Work required:
Write the records out again, precisely as they stand.

Task data:
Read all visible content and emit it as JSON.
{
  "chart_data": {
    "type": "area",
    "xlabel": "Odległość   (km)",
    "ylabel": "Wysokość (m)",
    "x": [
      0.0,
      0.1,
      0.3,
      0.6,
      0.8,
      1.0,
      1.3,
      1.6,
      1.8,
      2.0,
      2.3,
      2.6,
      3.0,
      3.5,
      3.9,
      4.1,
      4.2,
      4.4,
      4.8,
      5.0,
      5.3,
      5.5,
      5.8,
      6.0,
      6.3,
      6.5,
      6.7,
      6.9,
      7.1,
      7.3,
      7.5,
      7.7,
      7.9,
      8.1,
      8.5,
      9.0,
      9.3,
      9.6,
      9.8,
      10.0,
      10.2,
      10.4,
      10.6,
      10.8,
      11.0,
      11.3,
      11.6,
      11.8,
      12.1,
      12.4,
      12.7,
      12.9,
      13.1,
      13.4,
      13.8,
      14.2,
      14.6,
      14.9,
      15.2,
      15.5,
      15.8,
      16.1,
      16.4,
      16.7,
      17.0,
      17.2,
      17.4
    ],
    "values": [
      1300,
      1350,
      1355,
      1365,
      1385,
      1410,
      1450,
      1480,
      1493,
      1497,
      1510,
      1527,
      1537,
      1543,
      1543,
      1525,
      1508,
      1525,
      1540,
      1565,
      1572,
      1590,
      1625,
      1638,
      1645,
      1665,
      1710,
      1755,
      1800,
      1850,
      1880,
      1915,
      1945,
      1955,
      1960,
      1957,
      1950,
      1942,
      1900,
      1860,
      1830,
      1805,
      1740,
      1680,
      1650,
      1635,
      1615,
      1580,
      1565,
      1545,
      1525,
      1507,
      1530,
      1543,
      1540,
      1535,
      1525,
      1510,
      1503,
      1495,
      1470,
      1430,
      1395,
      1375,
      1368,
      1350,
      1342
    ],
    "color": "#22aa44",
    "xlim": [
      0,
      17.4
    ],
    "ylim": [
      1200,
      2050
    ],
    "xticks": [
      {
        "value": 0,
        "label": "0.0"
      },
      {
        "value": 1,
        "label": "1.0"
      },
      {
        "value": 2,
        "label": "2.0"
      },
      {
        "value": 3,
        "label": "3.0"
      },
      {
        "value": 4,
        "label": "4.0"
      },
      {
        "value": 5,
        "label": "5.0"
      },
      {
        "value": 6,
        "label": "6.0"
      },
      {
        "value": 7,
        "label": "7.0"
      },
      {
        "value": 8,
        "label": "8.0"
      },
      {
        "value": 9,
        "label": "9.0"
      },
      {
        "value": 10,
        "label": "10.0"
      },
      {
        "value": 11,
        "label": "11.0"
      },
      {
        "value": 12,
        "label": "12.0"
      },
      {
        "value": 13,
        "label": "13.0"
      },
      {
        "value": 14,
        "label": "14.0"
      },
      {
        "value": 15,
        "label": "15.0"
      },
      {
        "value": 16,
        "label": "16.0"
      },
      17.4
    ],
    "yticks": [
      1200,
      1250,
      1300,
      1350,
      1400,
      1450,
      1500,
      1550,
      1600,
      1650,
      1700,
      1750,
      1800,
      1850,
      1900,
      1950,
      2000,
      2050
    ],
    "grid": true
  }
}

Result for this exercise:
Read all visible content and emit it as JSON.
{
  "chart_data": {
    "type": "area",
    "xlabel": "Odległość   (km)",
    "ylabel": "Wysokość (m)",
    "x": [
      0.0,
      0.1,
      0.3,
      0.6,
      0.8,
      1.0,
      1.3,
      1.6,
      1.8,
      2.0,
      2.3,
      2.6,
      3.0,
      3.5,
      3.9,
      4.1,
      4.2,
      4.4,
      4.8,
      5.0,
      5.3,
      5.5,
      5.8,
      6.0,
      6.3,
      6.5,
      6.7,
      6.9,
      7.1,
      7.3,
      7.5,
      7.7,
      7.9,
      8.1,
      8.5,
      9.0,
      9.3,
      9.6,
      9.8,
      10.0,
      10.2,
      10.4,
      10.6,
      10.8,
      11.0,
      11.3,
      11.6,
      11.8,
      12.1,
      12.4,
      12.7,
      12.9,
      13.1,
      13.4,
      13.8,
      14.2,
      14.6,
      14.9,
      15.2,
      15.5,
      15.8,
      16.1,
      16.4,
      16.7,
      17.0,
      17.2,
      17.4
    ],
    "values": [
      1300,
      1350,
      1355,
      1365,
      1385,
      1410,
      1450,
      1480,
      1493,
      1497,
      1510,
      1527,
      1537,
      1543,
      1543,
      1525,
      1508,
      1525,
      1540,
      1565,
      1572,
      1590,
      1625,
      1638,
      1645,
      1665,
      1710,
      1755,
      1800,
      1850,
      1880,
      1915,
      1945,
      1955,
      1960,
      1957,
      1950,
      1942,
      1900,
      1860,
      1830,
      1805,
      1740,
      1680,
      1650,
      1635,
      1615,
      1580,
      1565,
      1545,
      1525,
      1507,
      1530,
      1543,
      1540,
      1535,
      1525,
      1510,
      1503,
      1495,
      1470,
      1430,
      1395,
      1375,
      1368,
      1350,
      1342
    ],
    "color": "#22aa44",
    "xlim": [
      0,
      17.4
    ],
    "ylim": [
      1200,
      2050
    ],
    "xticks": [
      {
        "value": 0,
        "label": "0.0"
      },
      {
        "value": 1,
        "label": "1.0"
      },
      {
        "value": 2,
        "label": "2.0"
      },
      {
        "value": 3,
        "label": "3.0"
      },
      {
        "value": 4,
        "label": "4.0"
      },
      {
        "value": 5,
        "label": "5.0"
      },
      {
        "value": 6,
        "label": "6.0"
      },
      {
        "value": 7,
        "label": "7.0"
      },
      {
        "value": 8,
        "label": "8.0"
      },
      {
        "value": 9,
        "label": "9.0"
      },
      {
        "value": 10,
        "label": "10.0"
      },
      {
        "value": 11,
        "label": "11.0"
      },
      {
        "value": 12,
        "label": "12.0"
      },
      {
        "value": 13,
        "label": "13.0"
      },
      {
        "value": 14,
        "label": "14.0"
      },
      {
        "value": 15,
        "label": "15.0"
      },
      {
        "value": 16,
        "label": "16.0"
      },
      17.4
    ],
    "yticks": [
      1200,
      1250,
      1300,
      1350,
      1400,
      1450,
      1500,
      1550,
      1600,
      1650,
      1700,
      1750,
      1800,
      1850,
      1900,
      1950,
      2000,
      2050
    ],
    "grid": true
  }
}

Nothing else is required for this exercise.